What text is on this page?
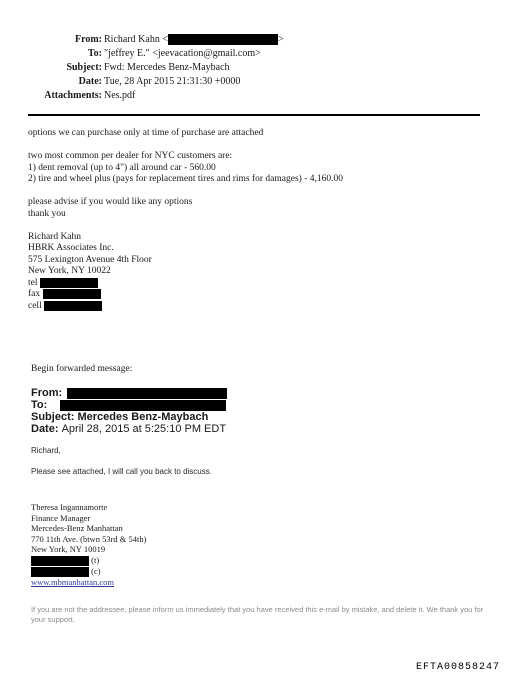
From: Richard Kahn <	>
To: "jeffrey E." <jeevacation@gmail.com>
Subject: Fwd: Mercedes Benz-Maybach
Date: Tue, 28 Apr 2015 21:31:30 +0000
Attachments: Nes.pdf
options we can purchase only at time of purchase are attached
two most common per dealer for NYC customers are:
1) dent removal (up to 4") all around car - 560.00
2) tire and wheel plus (pays for replacement tires and rims for damages) - 4,160.00
please advise if you would like any options
thank you
Richard Kahn
HBRK Associates Inc.
575 Lexington Avenue 4th Floor
New York, NY 10022
tel
fax
cell
Begin forwarded message:
From:
To:
Subject: Mercedes Benz-Maybach
Date: April 28, 2015 at 5:25:10 PM EDT
Richard,
Please see attached, I will call you back to discuss.
Theresa Ingannamorte
Finance Manager
Mercedes-Benz Manhattan
770 11th Ave. (btwn 53rd & 54th)
New York, NY 10019
(t)
(c)
www.mbmanhattan.com
If you are not the addressee, please inform us immediately that you have received this e-mail by mistake, and delete it. We thank you for your support.
EFTA00858247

— Exercise —
Transcribe all of the entries word for word, but skip any pictures they contain.

— Result of this exercise —
What text is on this page?
From: Richard Kahn <	>
To: "jeffrey E." <jeevacation@gmail.com>
Subject: Fwd: Mercedes Benz-Maybach
Date: Tue, 28 Apr 2015 21:31:30 +0000
Attachments: Nes.pdf
options we can purchase only at time of purchase are attached
two most common per dealer for NYC customers are:
1) dent removal (up to 4") all around car - 560.00
2) tire and wheel plus (pays for replacement tires and rims for damages) - 4,160.00
please advise if you would like any options
thank you
Richard Kahn
HBRK Associates Inc.
575 Lexington Avenue 4th Floor
New York, NY 10022
tel
fax
cell
Begin forwarded message:
From:
To:
Subject: Mercedes Benz-Maybach
Date: April 28, 2015 at 5:25:10 PM EDT
Richard,
Please see attached, I will call you back to discuss.
Theresa Ingannamorte
Finance Manager
Mercedes-Benz Manhattan
770 11th Ave. (btwn 53rd & 54th)
New York, NY 10019
(t)
(c)
www.mbmanhattan.com
If you are not the addressee, please inform us immediately that you have received this e-mail by mistake, and delete it. We thank you for your support.
EFTA00858247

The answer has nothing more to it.